*INSTRUCTION*: Copy out each line containing "content" from the entries below.

Extracted records
((
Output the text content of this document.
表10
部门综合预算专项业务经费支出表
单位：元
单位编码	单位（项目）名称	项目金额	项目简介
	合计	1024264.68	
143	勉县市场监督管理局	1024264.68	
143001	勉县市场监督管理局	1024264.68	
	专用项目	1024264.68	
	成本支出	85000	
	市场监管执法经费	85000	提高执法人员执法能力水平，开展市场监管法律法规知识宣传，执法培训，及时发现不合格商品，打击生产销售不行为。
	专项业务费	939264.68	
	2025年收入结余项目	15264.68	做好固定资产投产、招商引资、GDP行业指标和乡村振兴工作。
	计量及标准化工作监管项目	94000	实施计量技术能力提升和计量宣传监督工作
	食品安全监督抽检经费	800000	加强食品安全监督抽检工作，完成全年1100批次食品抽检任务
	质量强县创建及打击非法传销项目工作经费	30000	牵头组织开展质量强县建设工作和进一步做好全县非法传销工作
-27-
))
((
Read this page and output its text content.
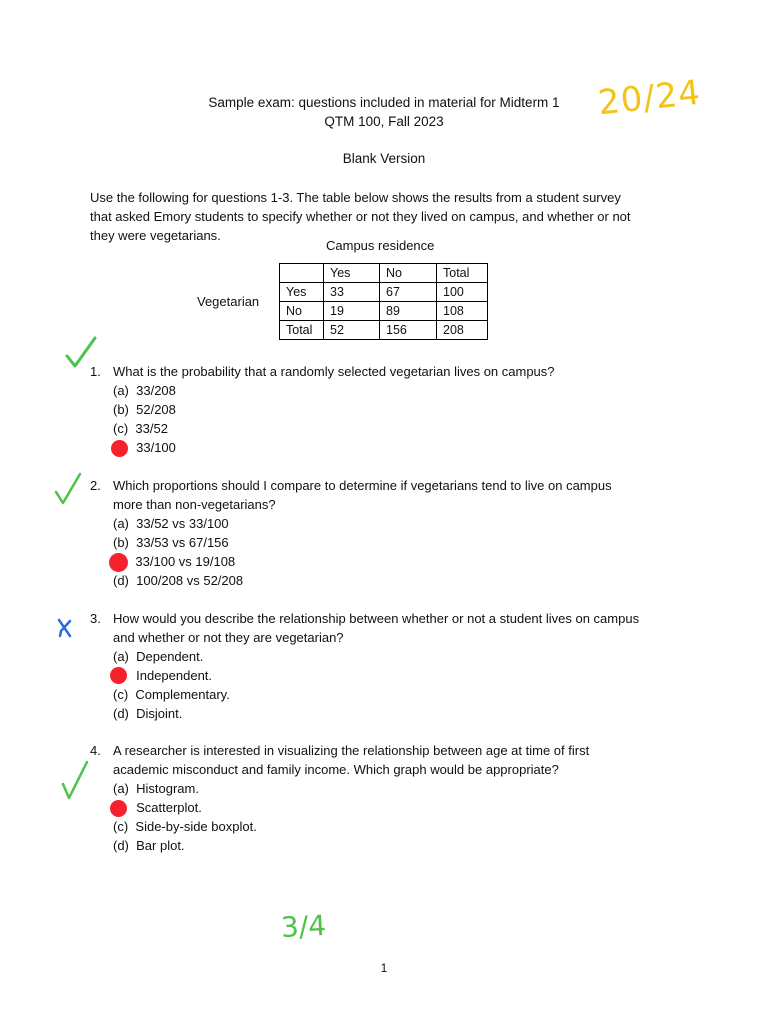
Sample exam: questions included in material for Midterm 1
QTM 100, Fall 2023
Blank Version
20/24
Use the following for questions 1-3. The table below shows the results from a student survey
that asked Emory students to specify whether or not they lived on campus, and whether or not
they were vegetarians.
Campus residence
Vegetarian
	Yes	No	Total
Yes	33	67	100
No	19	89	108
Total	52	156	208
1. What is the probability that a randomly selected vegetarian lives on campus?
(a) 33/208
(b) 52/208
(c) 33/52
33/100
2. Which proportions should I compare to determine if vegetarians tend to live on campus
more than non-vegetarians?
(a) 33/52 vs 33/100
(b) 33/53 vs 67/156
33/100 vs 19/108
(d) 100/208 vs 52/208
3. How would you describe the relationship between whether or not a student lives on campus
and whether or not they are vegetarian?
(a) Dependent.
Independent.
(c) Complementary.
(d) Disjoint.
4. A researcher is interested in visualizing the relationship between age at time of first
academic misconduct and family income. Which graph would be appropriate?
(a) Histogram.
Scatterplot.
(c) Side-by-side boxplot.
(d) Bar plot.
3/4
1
))
((
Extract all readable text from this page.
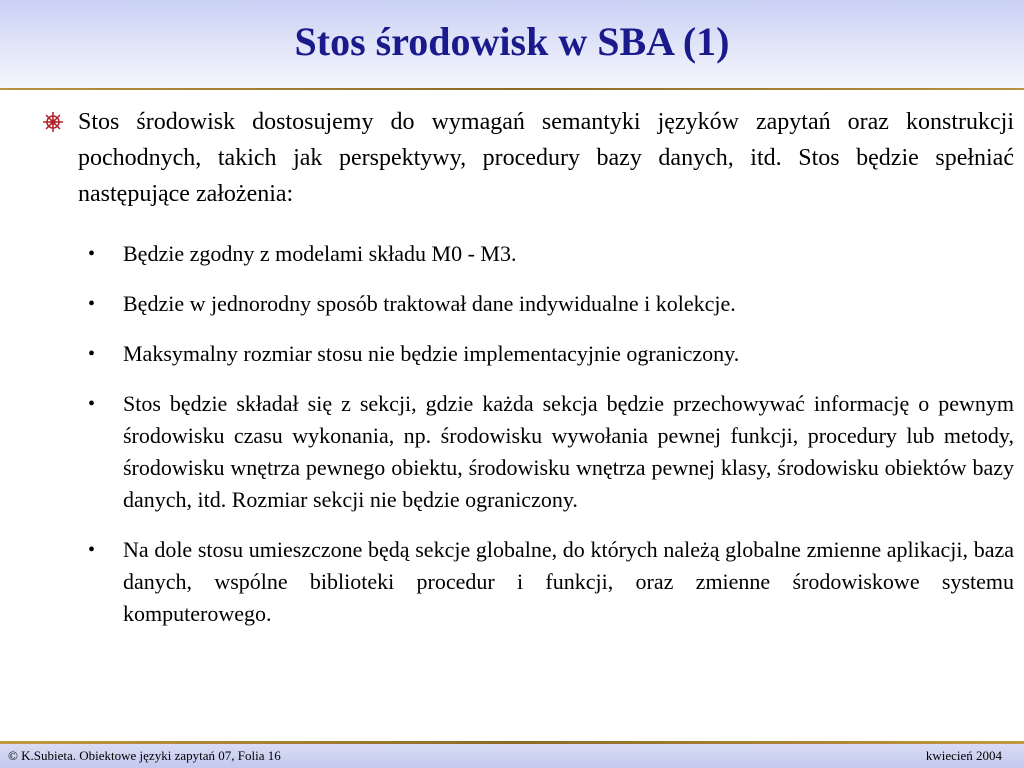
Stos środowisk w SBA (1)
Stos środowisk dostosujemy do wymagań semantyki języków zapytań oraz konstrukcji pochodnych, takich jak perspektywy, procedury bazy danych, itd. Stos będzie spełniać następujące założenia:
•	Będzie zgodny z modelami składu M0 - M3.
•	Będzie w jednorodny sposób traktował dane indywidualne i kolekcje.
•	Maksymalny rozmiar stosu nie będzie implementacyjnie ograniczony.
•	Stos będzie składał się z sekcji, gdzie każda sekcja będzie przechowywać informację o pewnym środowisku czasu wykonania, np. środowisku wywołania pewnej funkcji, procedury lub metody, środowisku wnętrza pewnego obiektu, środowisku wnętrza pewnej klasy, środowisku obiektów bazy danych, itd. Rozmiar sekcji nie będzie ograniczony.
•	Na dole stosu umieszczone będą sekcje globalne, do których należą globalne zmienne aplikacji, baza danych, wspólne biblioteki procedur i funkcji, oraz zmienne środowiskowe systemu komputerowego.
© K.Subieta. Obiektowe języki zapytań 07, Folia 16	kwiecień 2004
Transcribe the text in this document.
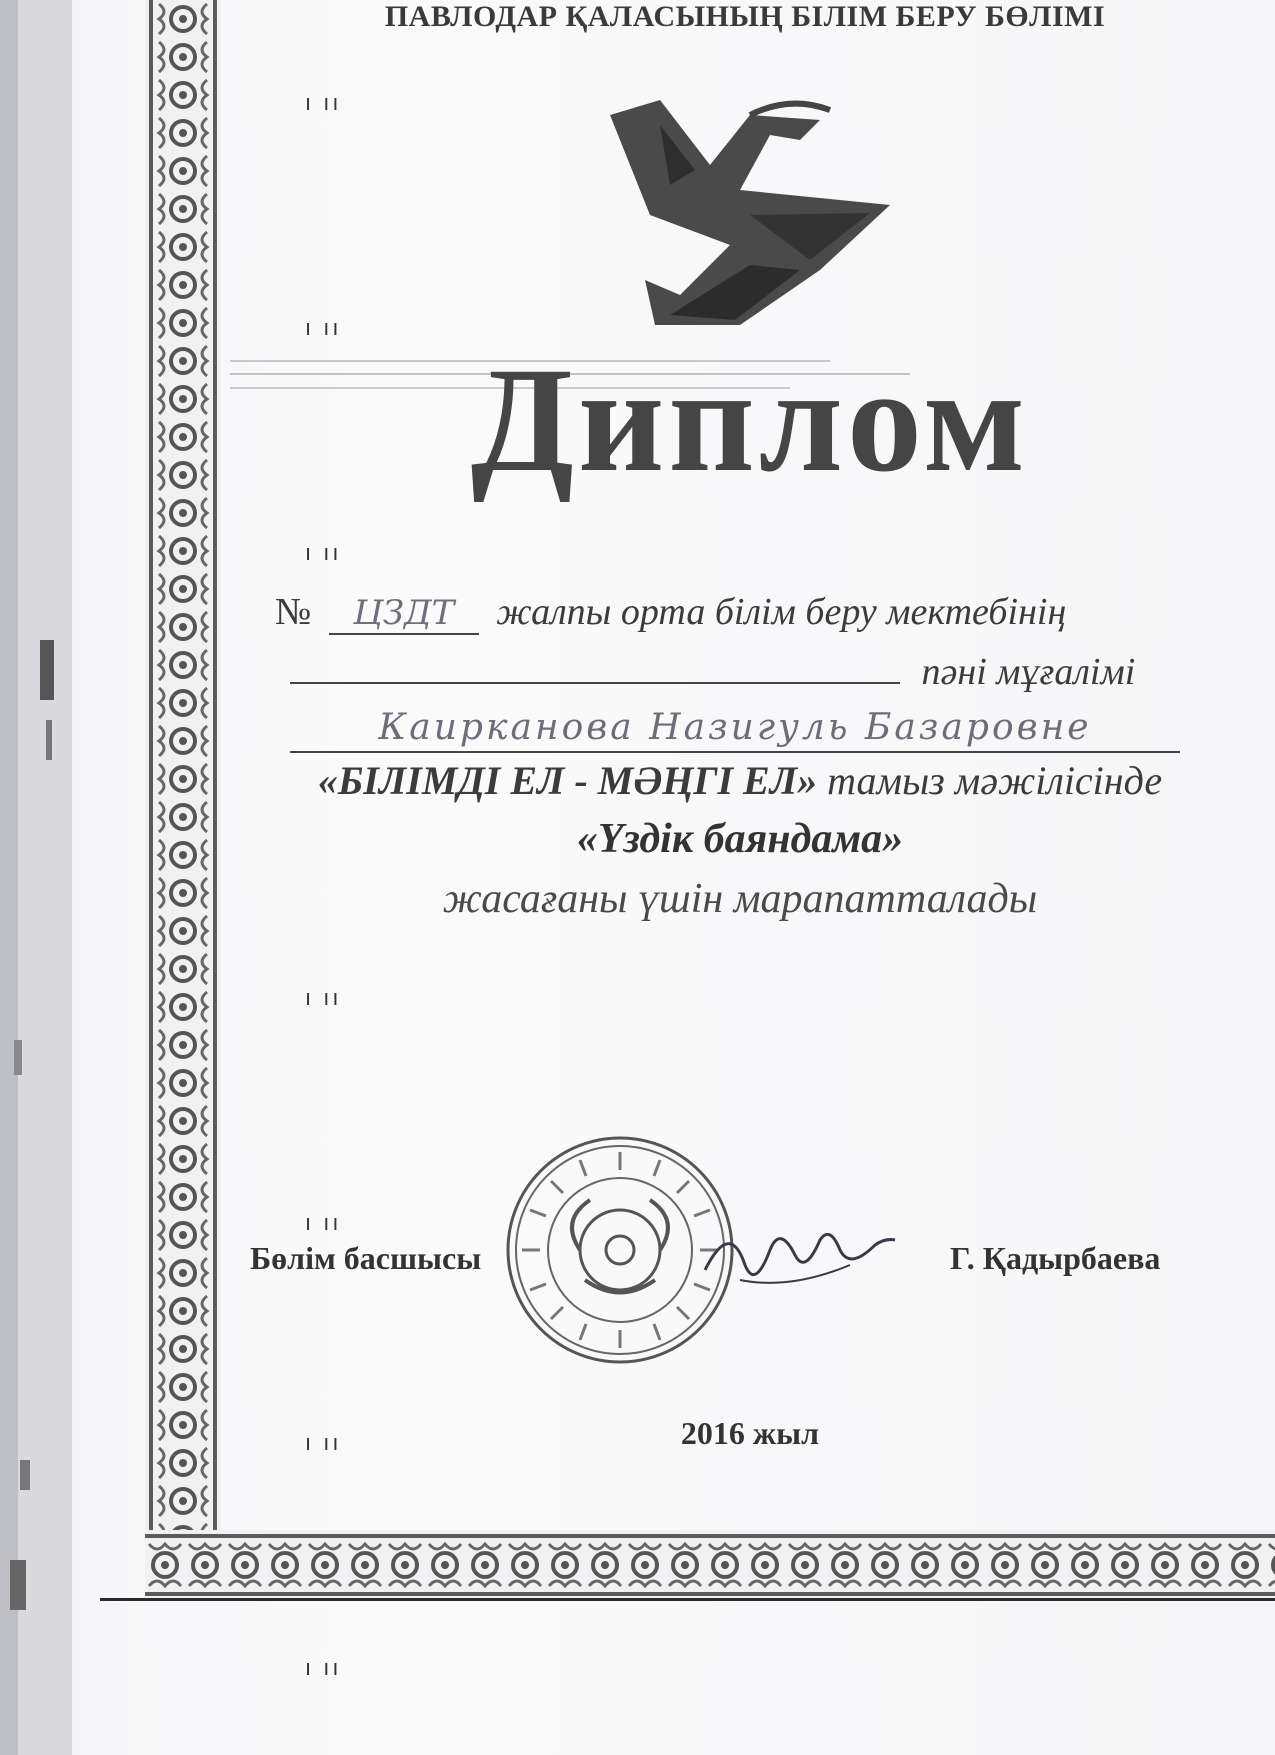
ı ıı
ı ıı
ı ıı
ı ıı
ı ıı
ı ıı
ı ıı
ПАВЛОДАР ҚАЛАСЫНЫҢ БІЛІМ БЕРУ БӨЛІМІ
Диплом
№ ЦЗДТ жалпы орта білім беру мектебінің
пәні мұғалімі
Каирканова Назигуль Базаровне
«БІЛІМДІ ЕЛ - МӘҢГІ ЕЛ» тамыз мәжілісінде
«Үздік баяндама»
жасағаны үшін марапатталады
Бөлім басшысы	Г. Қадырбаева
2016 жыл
))
*THE RESULT*:
Output the text content of this document.
Read this page and output its text content.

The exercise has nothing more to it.